===== EXTRACTED RECORDS =====
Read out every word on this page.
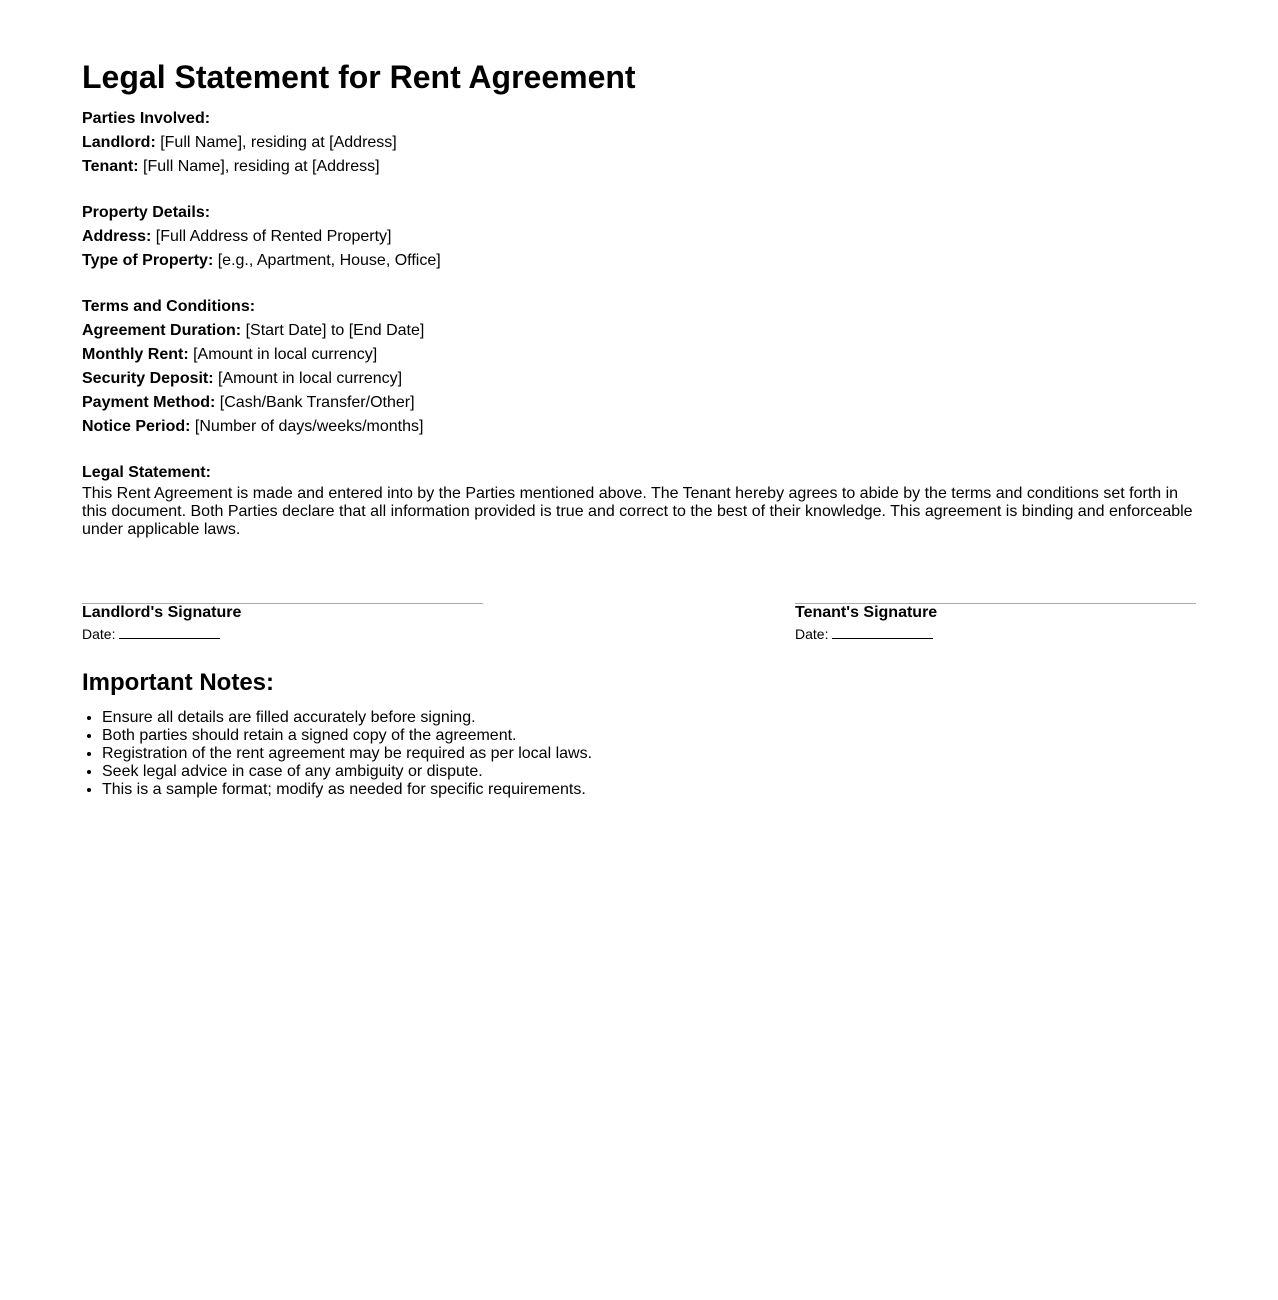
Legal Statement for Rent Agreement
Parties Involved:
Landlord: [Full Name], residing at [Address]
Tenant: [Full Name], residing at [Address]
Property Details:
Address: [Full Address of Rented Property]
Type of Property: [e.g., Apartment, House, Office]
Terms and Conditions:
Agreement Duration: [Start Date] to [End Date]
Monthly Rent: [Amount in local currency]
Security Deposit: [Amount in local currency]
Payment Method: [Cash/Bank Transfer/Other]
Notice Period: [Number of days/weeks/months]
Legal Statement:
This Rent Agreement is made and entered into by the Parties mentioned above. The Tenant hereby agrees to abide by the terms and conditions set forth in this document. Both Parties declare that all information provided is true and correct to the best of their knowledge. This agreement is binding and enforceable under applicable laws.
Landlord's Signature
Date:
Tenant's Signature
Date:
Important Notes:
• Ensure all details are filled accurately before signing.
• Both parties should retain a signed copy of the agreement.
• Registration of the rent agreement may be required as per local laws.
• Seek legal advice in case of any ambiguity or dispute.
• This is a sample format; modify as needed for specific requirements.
=====
===== EXTRACTED RECORDS =====
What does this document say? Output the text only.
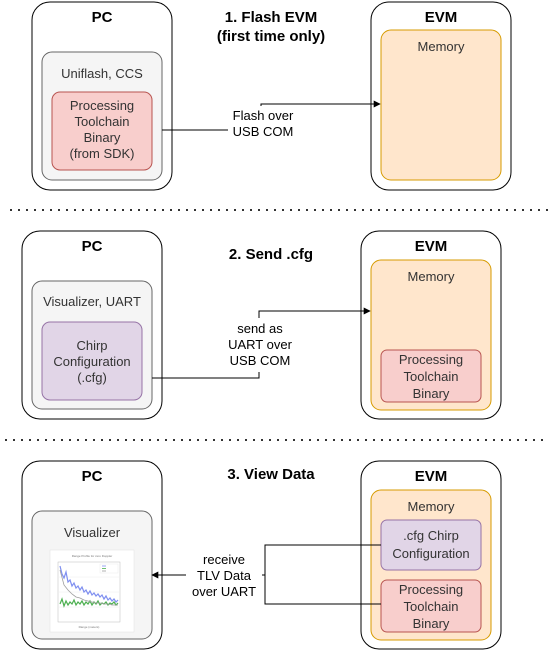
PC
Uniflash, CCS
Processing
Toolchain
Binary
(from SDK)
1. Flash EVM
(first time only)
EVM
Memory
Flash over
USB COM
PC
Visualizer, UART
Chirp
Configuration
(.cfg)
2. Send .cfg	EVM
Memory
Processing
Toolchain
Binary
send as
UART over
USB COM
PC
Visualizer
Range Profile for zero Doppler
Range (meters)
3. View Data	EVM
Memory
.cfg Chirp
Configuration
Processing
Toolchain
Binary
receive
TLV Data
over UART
=====
__WHAT THE EXERCISE ASKS__.
Tally the lines in this data that hold the word "Range" and state only the count.

__EXERCISE RESPONSE__.
2